En tant que chroniqueur de jeux pour Radio Rôliste, je crois être quelqu’un de globalement plutôt enthousiaste. En tant que statisticien je porte par contre un jugement beaucoup plus négatif envers un pan bien spécifique de notre loisir : la multiplication des sondages cherchant à produire une connaissance quantitative sur la population des rôlistes (ou des GNistes).
J’ai déjà eu l’occasion de râler dans ma barbe sur ces sondages lors de quelques-unes de nos émissions mais il m’a semblé que ma position méritait un développement qu’il me sera plus simple de faire par écrit.
“Il est impossible de produire un sondage fiable sur la population rôliste ou GNiste”.
J’ai conscience que cette position, qui sera je pense partagée par la grande majorité des statisticiens ayant déjà travaillé sur des méthodes de sondage, pourra être perçue comme une provocation. Parce que je la formule à un moment où nous voyons se multiplier les enquêtes en ligne cherchant à mieux connaître la population rôliste, parce qu’elle met dans le même panier des sondages dont on pourrait penser que certains permettraient de produire de meilleurs résultats que les autres et parce qu’il s’agit aussi de dire qu’il n’existera probablement jamais de sondage convaincant sur notre communauté.
Un cas concret : le sondage du Thiase
Je vais chercher à justifier mon affirmation déprimante à partir d’un exemple concret, le sondage du Thiase qui en est actuellement à sa troisième édition et qui – à l’heure où je commence à écrire ces lignes – a déjà obtenu plus de 5 000 répondants. J’ai quelques bonnes raisons de le choisir comme exemple.
Première raison : Il s’agit assurément du sondage français le plus connu et produisant le plus grand échantillon. Même un sondage de grande taille ne peut pas produire de données satisfaisantes sur l’ensemble de la population rôliste.
Deuxième raison : La plupart des critiques à son sujet portent sur la rédaction de son questionnaire, qui n’est certes pas parfait mais que je trouve plutôt bien fait. Le soin et la compétence apportés dans la rédaction du questionnaire ne peuvent pas compenser les faiblesses de ce type d’enquêtes.

- - - - -

* _CONSIGNES DE L'EXERCICE_:
1. Reproduisez à l'identique le passage de l'extrait qui commence par les mots "Un cas concret" et se termine par "choisir comme exemple.".
2. Présentez en tableau Markdown, avec les colonnes Numéro et Contenu, les seules lignes des entrées du jeu de données qui vont de celle contenant "- measurement-label: Обхват воротника: [43, 1223, 339, 1317]" à celle contenant "- measurement-value: 60: [338, 1223, 467, 1317]", les deux incluses. Omettez les lignes vides.

Entrées d'un jeu de données
- - - - -

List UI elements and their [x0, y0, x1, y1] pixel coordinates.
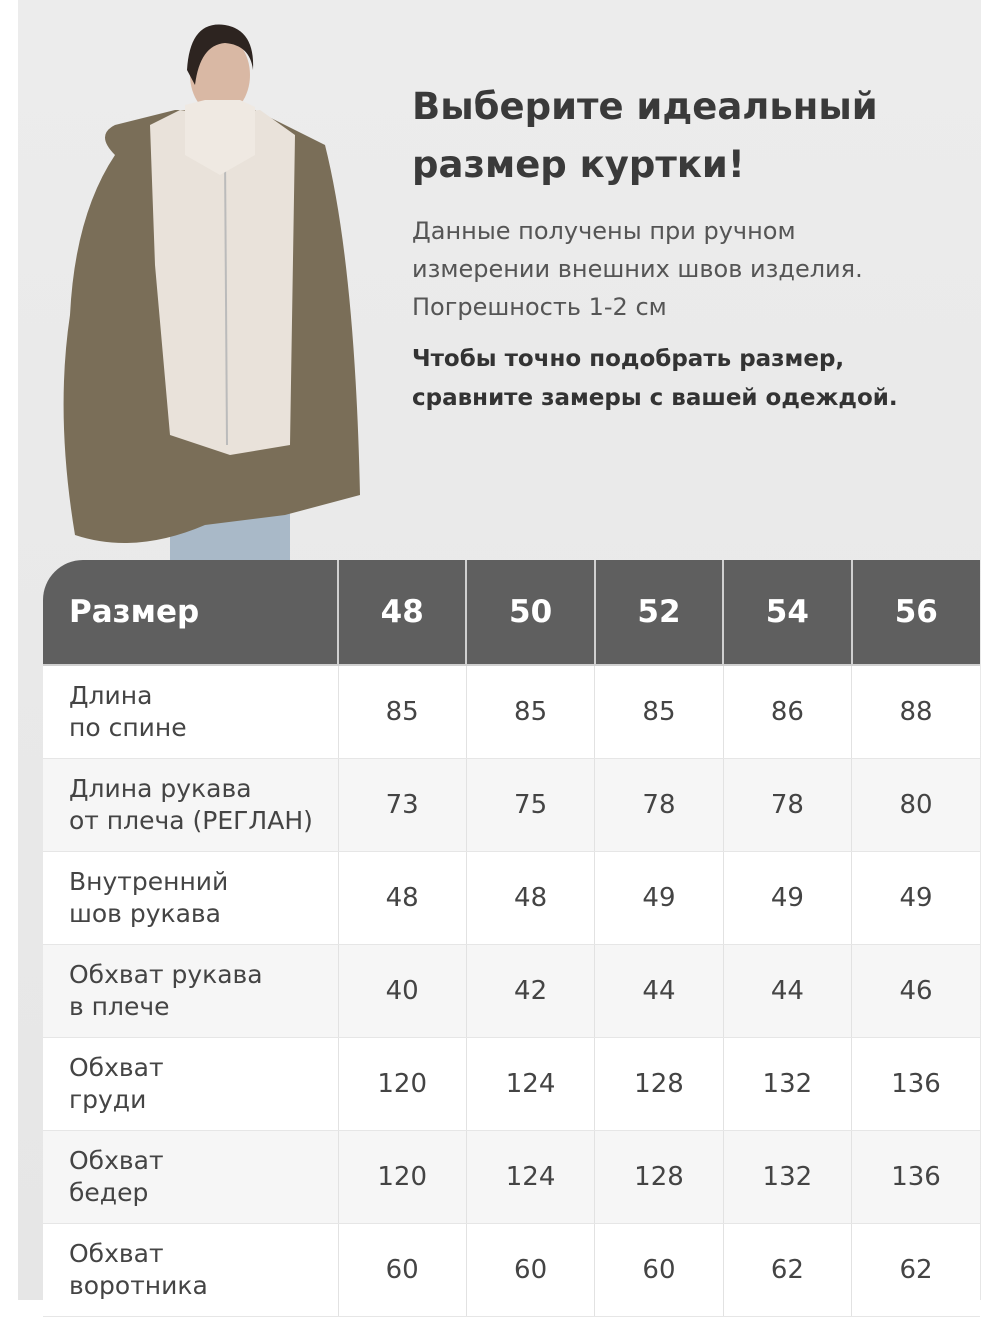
- measurement-label: Обхват воротника: [43, 1223, 339, 1317]
- note-line: Чтобы точно подобрать размер,: [412, 346, 845, 372]
- measurement-value: 128: [594, 1130, 724, 1224]
- measurement-value: 60: [338, 1223, 467, 1317]
- description-line: Данные получены при ручном: [412, 217, 796, 245]
- measurement-value: 78: [594, 758, 724, 852]
- measurement-value: 49: [594, 851, 724, 945]
- page-title: Выберите идеальный размер куртки!: [412, 78, 972, 194]
- measurement-label: Длина рукава от плеча (РЕГЛАН): [43, 758, 339, 852]
- measurement-value: 62: [723, 1223, 853, 1317]
- measurement-value: 60: [466, 1223, 596, 1317]
- measurement-value: 49: [723, 851, 853, 945]
- description-line: Погрешность 1-2 см: [412, 293, 667, 321]
- size-header-cell: 50: [466, 560, 596, 666]
- measurement-value: 42: [466, 944, 596, 1038]
- table-row: Обхват груди 120 124 128 132 136: [43, 1037, 980, 1131]
- measurement-value: 124: [466, 1037, 596, 1131]
- measurement-value: 85: [594, 665, 724, 759]
- size-header-cell: 54: [723, 560, 853, 666]
- measurement-value: 132: [723, 1037, 853, 1131]
- measurement-value: 73: [338, 758, 467, 852]
- size-header-cell: 56: [851, 560, 980, 666]
- measurement-value: 136: [851, 1037, 980, 1131]
- measurement-value: 86: [723, 665, 853, 759]
- measurement-value: 60: [594, 1223, 724, 1317]
- table-row: Обхват рукава в плече 40 42 44 44 46: [43, 944, 980, 1038]
- note-line: сравните замеры с вашей одеждой.: [412, 385, 898, 411]
- measurement-label: Внутренний шов рукава: [43, 851, 339, 945]
- measurement-value: 120: [338, 1130, 467, 1224]
- table-row: Внутренний шов рукава 48 48 49 49 49: [43, 851, 980, 945]
- size-header-label: Размер: [43, 560, 339, 666]
- size-table: Размер 48 50 52 54 56 Длина по спине 85 85 85 86 8…: [43, 560, 980, 1317]
- fit-note: Чтобы точно подобрать размер, сравните з…: [412, 340, 972, 418]
- measurement-value: 80: [851, 758, 980, 852]
- measurement-label: Длина по спине: [43, 665, 339, 759]
- face: [190, 35, 250, 115]
- measurement-value: 44: [723, 944, 853, 1038]
- description: Данные получены при ручном измерении вне…: [412, 212, 972, 326]
- measurement-value: 124: [466, 1130, 596, 1224]
- measurement-value: 48: [338, 851, 467, 945]
- measurement-value: 128: [594, 1037, 724, 1131]
- table-row: Длина по спине 85 85 85 86 88: [43, 665, 980, 759]
- size-header-cell: 52: [594, 560, 725, 666]
- measurement-label: Обхват рукава в плече: [43, 944, 339, 1038]
- model-photo: [63, 24, 361, 560]
- measurement-value: 40: [338, 944, 467, 1038]
- measurement-value: 120: [338, 1037, 467, 1131]
- description-line: измерении внешних швов изделия.: [412, 255, 863, 283]
- size-header-row: Размер 48 50 52 54 56: [43, 560, 980, 666]
- measurement-value: 85: [338, 665, 467, 759]
- measurement-value: 62: [851, 1223, 980, 1317]
- measurement-value: 88: [851, 665, 980, 759]
- measurement-value: 49: [851, 851, 980, 945]
- vest: [150, 110, 295, 455]
- measurement-value: 78: [723, 758, 853, 852]
- measurement-label: Обхват груди: [43, 1037, 339, 1131]
- measurement-value: 85: [466, 665, 596, 759]
- measurement-value: 75: [466, 758, 596, 852]
- measurement-value: 48: [466, 851, 596, 945]
- measurement-value: 46: [851, 944, 980, 1038]
- title-line: размер куртки!: [412, 143, 745, 186]
- table-row: Обхват бедер 120 124 128 132 136: [43, 1130, 980, 1224]
- size-header-cell: 48: [338, 560, 468, 666]
- measurement-value: 136: [851, 1130, 980, 1224]
- table-row: Обхват воротника 60 60 60 62 62: [43, 1223, 980, 1317]
- measurement-value: 132: [723, 1130, 853, 1224]
- measurement-label: Обхват бедер: [43, 1130, 339, 1224]
- measurement-value: 44: [594, 944, 724, 1038]
- table-row: Длина рукава от плеча (РЕГЛАН) 73 75 78 78 80: [43, 758, 980, 852]
- title-line: Выберите идеальный: [412, 85, 878, 128]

- - - - -

* _EXERCICES CORRIGÉS_:
1.
Un cas concret : le sondage du Thiase
Je vais chercher à justifier mon affirmation déprimante à partir d’un exemple concret, le sondage du Thiase qui en est actuellement à sa troisième édition et qui – à l’heure où je commence à écrire ces lignes – a déjà obtenu plus de 5 000 répondants. J’ai quelques bonnes raisons de le choisir comme exemple.

2.
| Numéro | Contenu |
|---|---|
| 1 | - measurement-label: Обхват воротника: [43, 1223, 339, 1317] |
| 2 | - note-line: Чтобы точно подобрать размер,: [412, 346, 845, 372] |
| 3 | - measurement-value: 128: [594, 1130, 724, 1224] |
| 4 | - measurement-value: 60: [338, 1223, 467, 1317] |